*Problem*. Search each line of the data for the word "axis"; copy every line where it is found.

[Opening Materials provided section]

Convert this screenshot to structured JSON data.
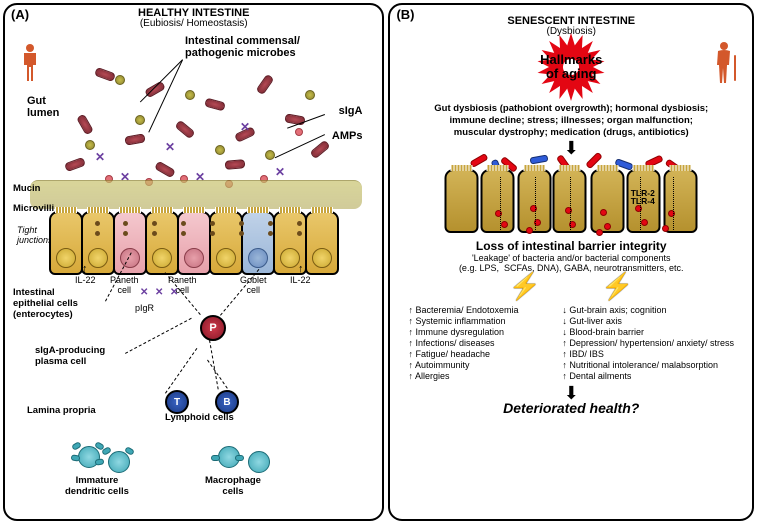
{
  "panelA": {
    "letter": "(A)",
    "title": "HEALTHY INTESTINE",
    "subtitle": "(Eubiosis/ Homeostasis)",
    "gut_lumen": "Gut\nlumen",
    "commensal": "Intestinal commensal/\npathogenic microbes",
    "siga": "sIgA",
    "amps": "AMPs",
    "mucin": "Mucin",
    "microvilli": "Microvilli",
    "tight": "Tight\njunctions",
    "il22": "IL-22",
    "paneth": "Paneth\ncell",
    "goblet": "Goblet\ncell",
    "iec": "Intestinal\nepithelial cells\n(enterocytes)",
    "pigr": "pIgR",
    "plasma": "sIgA-producing\nplasma cell",
    "lamina": "Lamina propria",
    "lymphoid": "Lymphoid cells",
    "idc": "Immature\ndendritic cells",
    "mac": "Macrophage\ncells"
  },
  "panelB": {
    "letter": "(B)",
    "title": "SENESCENT INTESTINE",
    "subtitle": "(Dysbiosis)",
    "hallmarks": "Hallmarks\nof aging",
    "factors": "Gut dysbiosis (pathobiont overgrowth); hormonal dysbiosis;\nimmune decline; stress; illnesses; organ malfunction;\nmuscular dystrophy; medication (drugs, antibiotics)",
    "loss_title": "Loss of intestinal barrier integrity",
    "loss_sub": "'Leakage' of bacteria and/or bacterial components\n(e.g. LPS,  SCFAs, DNA), GABA, neurotransmitters, etc.",
    "tlr": "TLR-2\nTLR-4",
    "effects_left": [
      "↑ Bacteremia/ Endotoxemia",
      "↑ Systemic inflammation",
      "↑ Immune dysregulation",
      "↑ Infections/ diseases",
      "↑ Fatigue/ headache",
      "↑ Autoimmunity",
      "↑ Allergies"
    ],
    "effects_right": [
      "↓ Gut-brain axis; cognition",
      "↓ Gut-liver axis",
      "↓ Blood-brain barrier",
      "↑ Depression/ hypertension/ anxiety/ stress",
      "↑ IBD/ IBS",
      "↑ Nutritional intolerance/ malabsorption",
      "↑ Dental ailments"
    ],
    "deteriorated": "Deteriorated health?"
  },
  "colors": {
    "accent_red": "#e30613",
    "person": "#d3582b",
    "epi_gold": "#d7a93a",
    "rod_red": "#8b303a",
    "arrow": "#000000"
  }
}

[Closing Materials provided section]

*Task response*.
      "↓ Gut-brain axis; cognition",
      "↓ Gut-liver axis",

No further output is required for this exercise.